The exercise:
Below are the records; copy each line in them that holds the word "Bone".

** BEGIN Entries **

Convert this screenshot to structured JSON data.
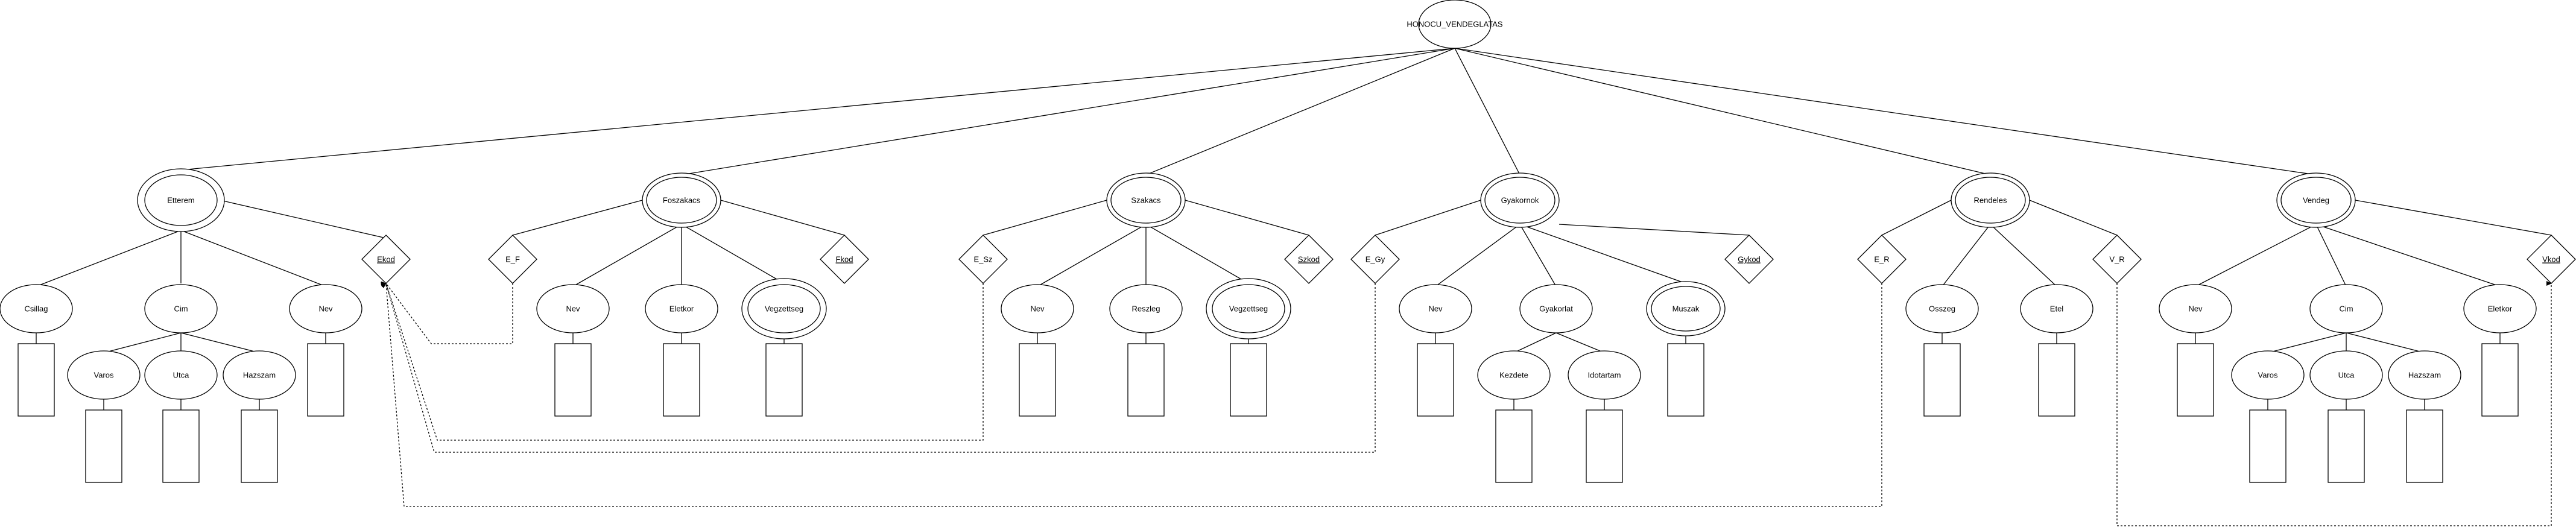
{
  "diagram": {
    "root": "HONOCU_VENDEGLATAS",
    "entities": {
      "etterem": "Etterem",
      "foszakacs": "Foszakacs",
      "szakacs": "Szakacs",
      "gyakornok": "Gyakornok",
      "rendeles": "Rendeles",
      "vendeg": "Vendeg"
    },
    "attributes": {
      "csillag": "Csillag",
      "cim1": "Cim",
      "nev1": "Nev",
      "varos1": "Varos",
      "utca1": "Utca",
      "hazszam1": "Hazszam",
      "nev2": "Nev",
      "eletkor2": "Eletkor",
      "vegzettseg2": "Vegzettseg",
      "nev3": "Nev",
      "reszleg3": "Reszleg",
      "vegzettseg3": "Vegzettseg",
      "nev4": "Nev",
      "gyakorlat4": "Gyakorlat",
      "muszak4": "Muszak",
      "kezdete4": "Kezdete",
      "idotartam4": "Idotartam",
      "osszeg5": "Osszeg",
      "etel5": "Etel",
      "nev6": "Nev",
      "cim6": "Cim",
      "eletkor6": "Eletkor",
      "varos6": "Varos",
      "utca6": "Utca",
      "hazszam6": "Hazszam"
    },
    "keys": {
      "ekod": "Ekod",
      "fkod": "Fkod",
      "szkod": "Szkod",
      "gykod": "Gykod",
      "vkod": "Vkod"
    },
    "refs": {
      "e_f": "E_F",
      "e_sz": "E_Sz",
      "e_gy": "E_Gy",
      "e_r": "E_R",
      "v_r": "V_R"
    }
  }
}
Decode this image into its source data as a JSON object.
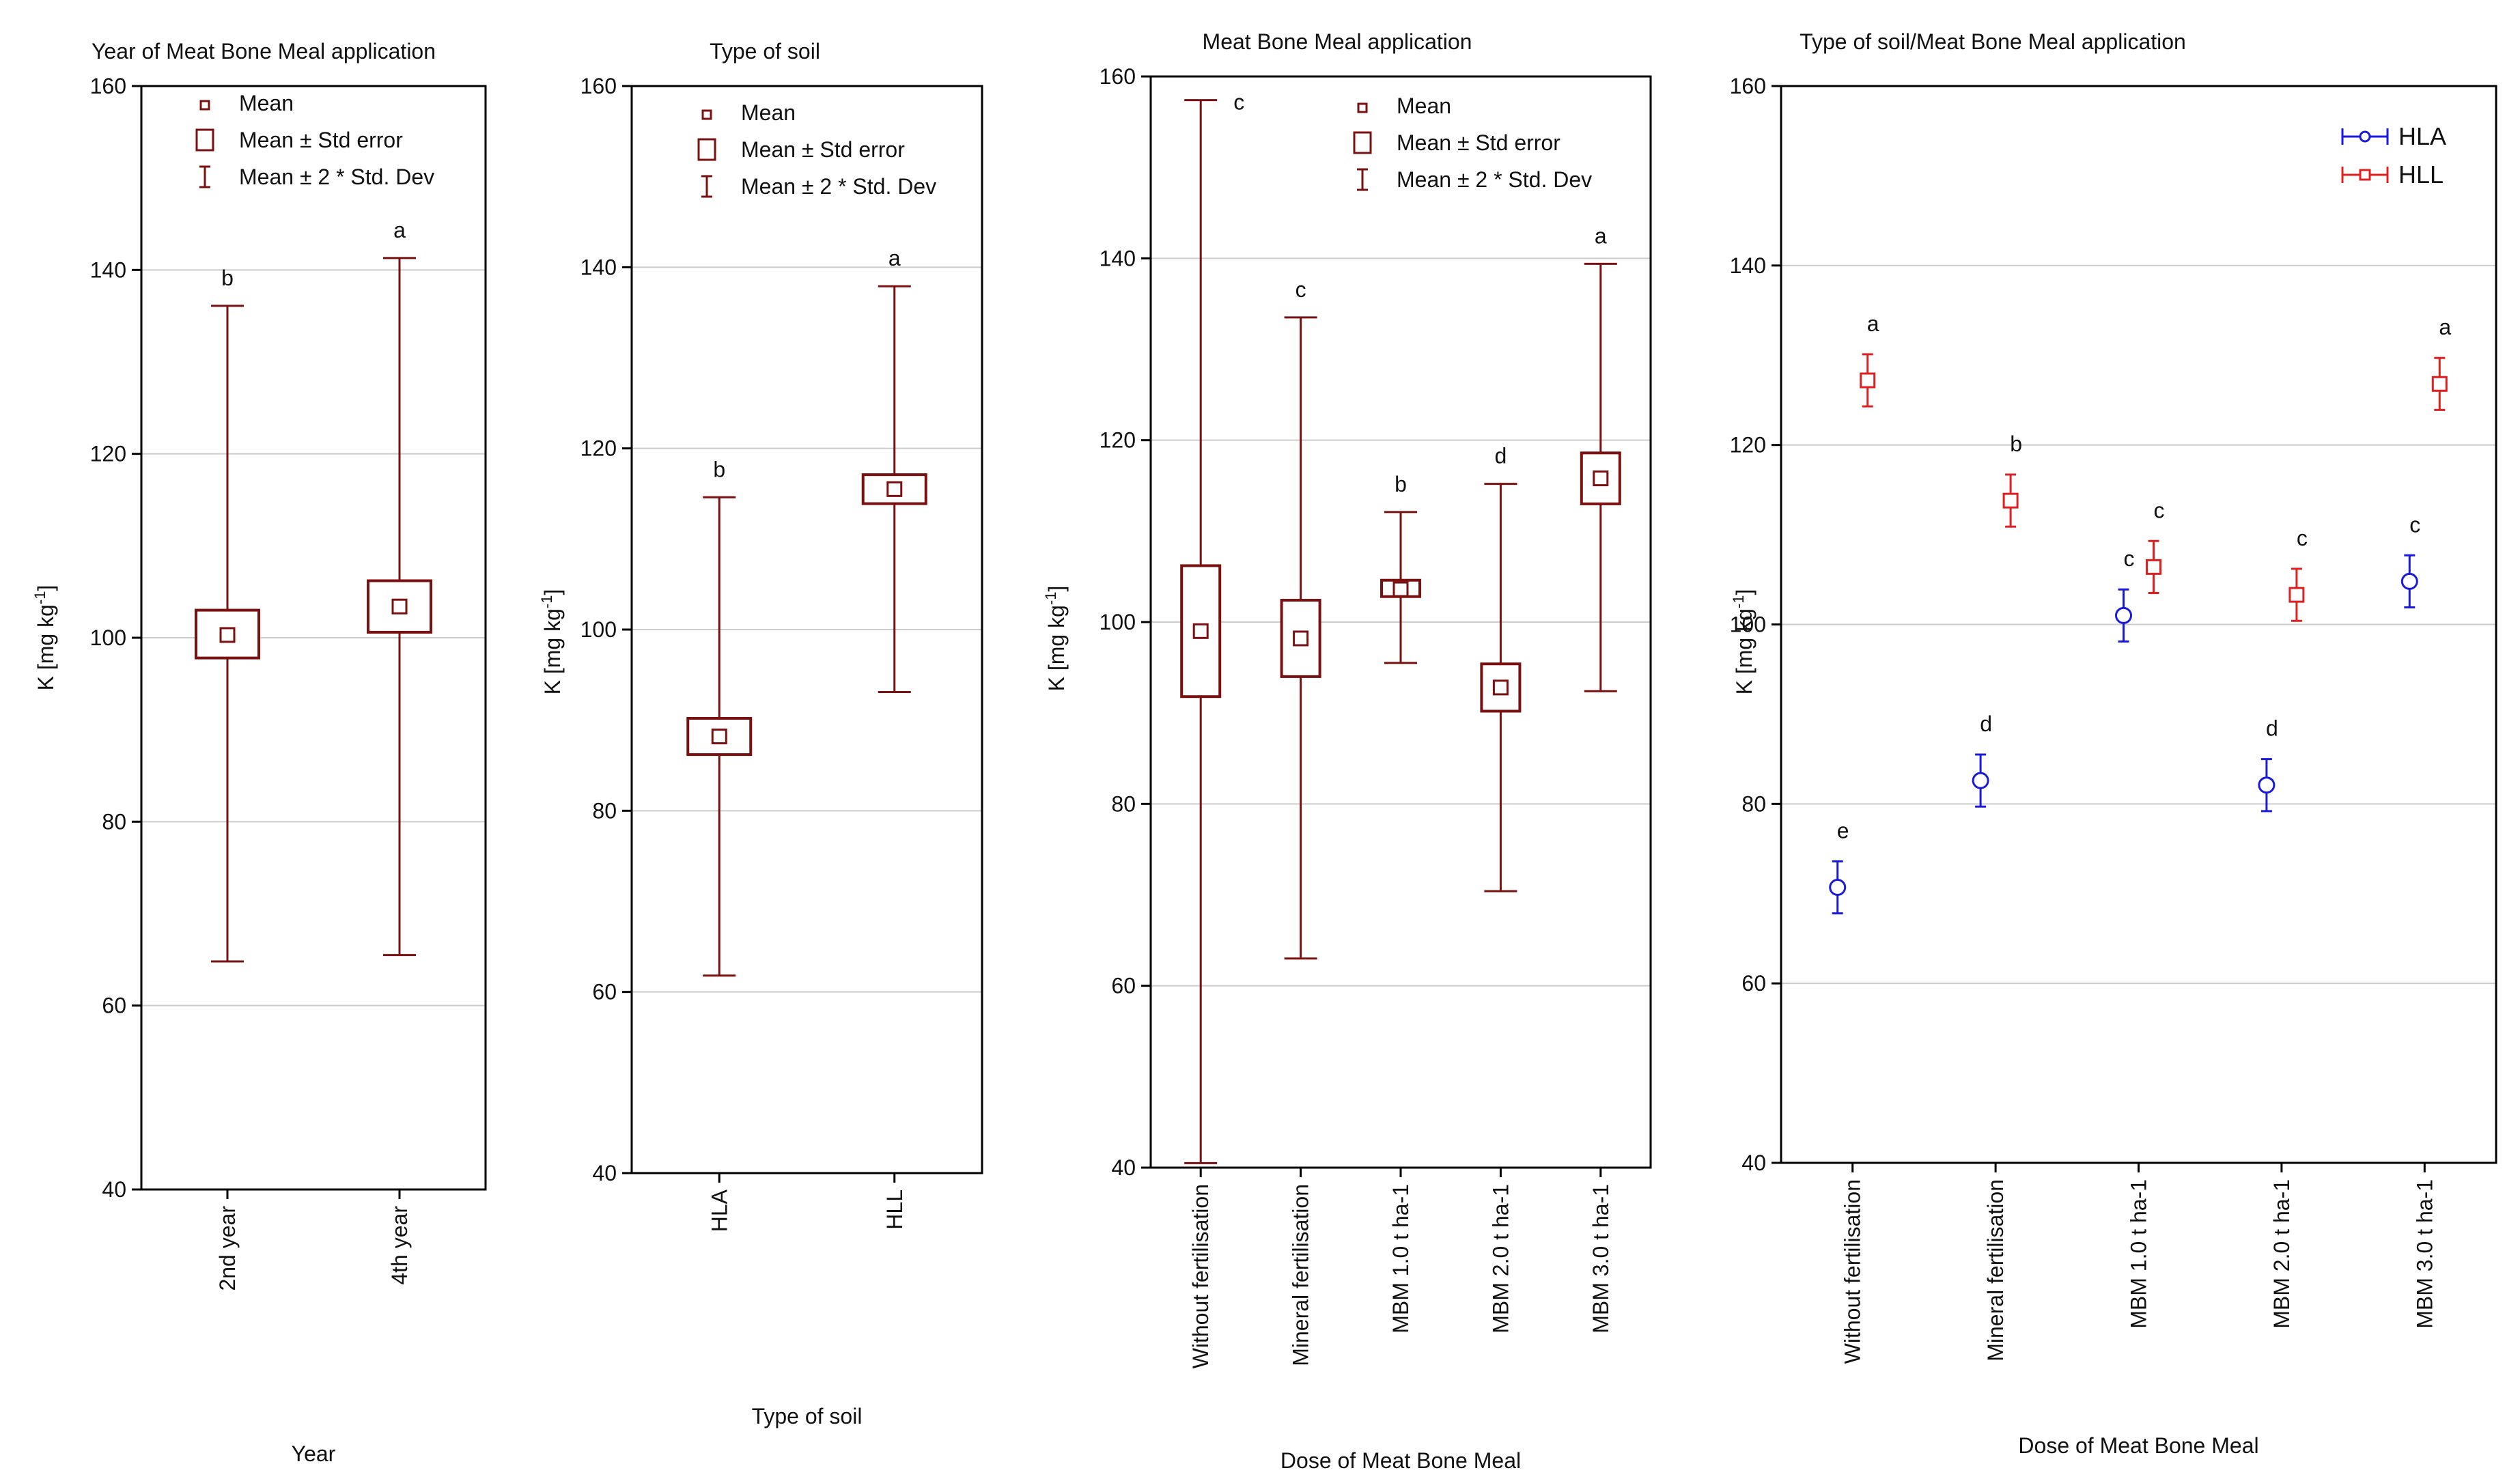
{
  "chart_data": [
    {
      "type": "box",
      "title": "Year of Meat Bone Meal application",
      "xlabel": "Year",
      "ylabel": "K [mg kg",
      "ylabel_sup": "-1",
      "ylim": [
        40,
        160
      ],
      "yticks": [
        40,
        60,
        80,
        100,
        120,
        140,
        160
      ],
      "legend": {
        "position": "top",
        "items": [
          "Mean",
          "Mean ± Std error",
          "Mean ± 2 * Std. Dev"
        ]
      },
      "categories": [
        "2nd year",
        "4th year"
      ],
      "mean": [
        100.3,
        103.4
      ],
      "se_low": [
        97.8,
        100.6
      ],
      "se_high": [
        103.0,
        106.2
      ],
      "sd2_low": [
        64.8,
        65.5
      ],
      "sd2_high": [
        136.1,
        141.3
      ],
      "letters": [
        "b",
        "a"
      ]
    },
    {
      "type": "box",
      "title": "Type of soil",
      "xlabel": "Type of soil",
      "ylabel": "K [mg kg",
      "ylabel_sup": "-1",
      "ylim": [
        40,
        160
      ],
      "yticks": [
        40,
        60,
        80,
        100,
        120,
        140,
        160
      ],
      "legend": {
        "position": "top",
        "items": [
          "Mean",
          "Mean ± Std error",
          "Mean ± 2 * Std. Dev"
        ]
      },
      "categories": [
        "HLA",
        "HLL"
      ],
      "mean": [
        88.2,
        115.5
      ],
      "se_low": [
        86.2,
        113.9
      ],
      "se_high": [
        90.2,
        117.1
      ],
      "sd2_low": [
        61.8,
        93.1
      ],
      "sd2_high": [
        114.6,
        137.9
      ],
      "letters": [
        "b",
        "a"
      ]
    },
    {
      "type": "box",
      "title": "Meat Bone Meal application",
      "xlabel": "Dose of Meat Bone Meal",
      "ylabel": "K [mg kg",
      "ylabel_sup": "-1",
      "ylim": [
        40,
        160
      ],
      "yticks": [
        40,
        60,
        80,
        100,
        120,
        140,
        160
      ],
      "legend": {
        "position": "top",
        "items": [
          "Mean",
          "Mean ± Std error",
          "Mean ± 2 * Std. Dev"
        ]
      },
      "categories": [
        "Without fertilisation",
        "Mineral fertilisation",
        "MBM 1.0 t ha-1",
        "MBM 2.0 t ha-1",
        "MBM 3.0 t ha-1"
      ],
      "mean": [
        99.0,
        98.2,
        103.6,
        92.8,
        115.8
      ],
      "se_low": [
        91.8,
        94.0,
        102.8,
        90.2,
        113.0
      ],
      "se_high": [
        106.2,
        102.4,
        104.6,
        95.4,
        118.6
      ],
      "sd2_low": [
        40.5,
        63.0,
        95.5,
        70.4,
        92.4
      ],
      "sd2_high": [
        157.4,
        133.5,
        112.1,
        115.2,
        139.4
      ],
      "letters": [
        "c",
        "c",
        "b",
        "d",
        "a"
      ]
    },
    {
      "type": "scatter",
      "title": "Type of soil/Meat Bone Meal application",
      "xlabel": "Dose of Meat Bone Meal",
      "ylabel": "K [mg kg",
      "ylabel_sup": "-1",
      "ylim": [
        40,
        160
      ],
      "yticks": [
        40,
        60,
        80,
        100,
        120,
        140,
        160
      ],
      "grid": true,
      "legend": {
        "position": "top-right"
      },
      "categories": [
        "Without fertilisation",
        "Mineral fertilisation",
        "MBM 1.0 t ha-1",
        "MBM 2.0 t ha-1",
        "MBM 3.0 t ha-1"
      ],
      "series": [
        {
          "name": "HLA",
          "color": "#1a1adc",
          "marker": "circle",
          "mean": [
            70.7,
            82.6,
            101.0,
            82.1,
            104.8
          ],
          "low": [
            67.8,
            79.7,
            98.1,
            79.2,
            101.9
          ],
          "high": [
            73.6,
            85.5,
            103.9,
            85.0,
            107.7
          ],
          "letters": [
            "e",
            "d",
            "c",
            "d",
            "c"
          ]
        },
        {
          "name": "HLL",
          "color": "#e02020",
          "marker": "square",
          "mean": [
            127.2,
            113.8,
            106.4,
            103.3,
            126.8
          ],
          "low": [
            124.3,
            110.9,
            103.5,
            100.4,
            123.9
          ],
          "high": [
            130.1,
            116.7,
            109.3,
            106.2,
            129.7
          ],
          "letters": [
            "a",
            "b",
            "c",
            "c",
            "a"
          ]
        }
      ]
    }
  ],
  "colors": {
    "box": "#7a1010",
    "grid": "#cccccc",
    "axis": "#000000"
  }
}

** END Entries **

Full output:
      "title": "Year of Meat Bone Meal application",
      "title": "Meat Bone Meal application",
      "xlabel": "Dose of Meat Bone Meal",
      "title": "Type of soil/Meat Bone Meal application",
      "xlabel": "Dose of Meat Bone Meal",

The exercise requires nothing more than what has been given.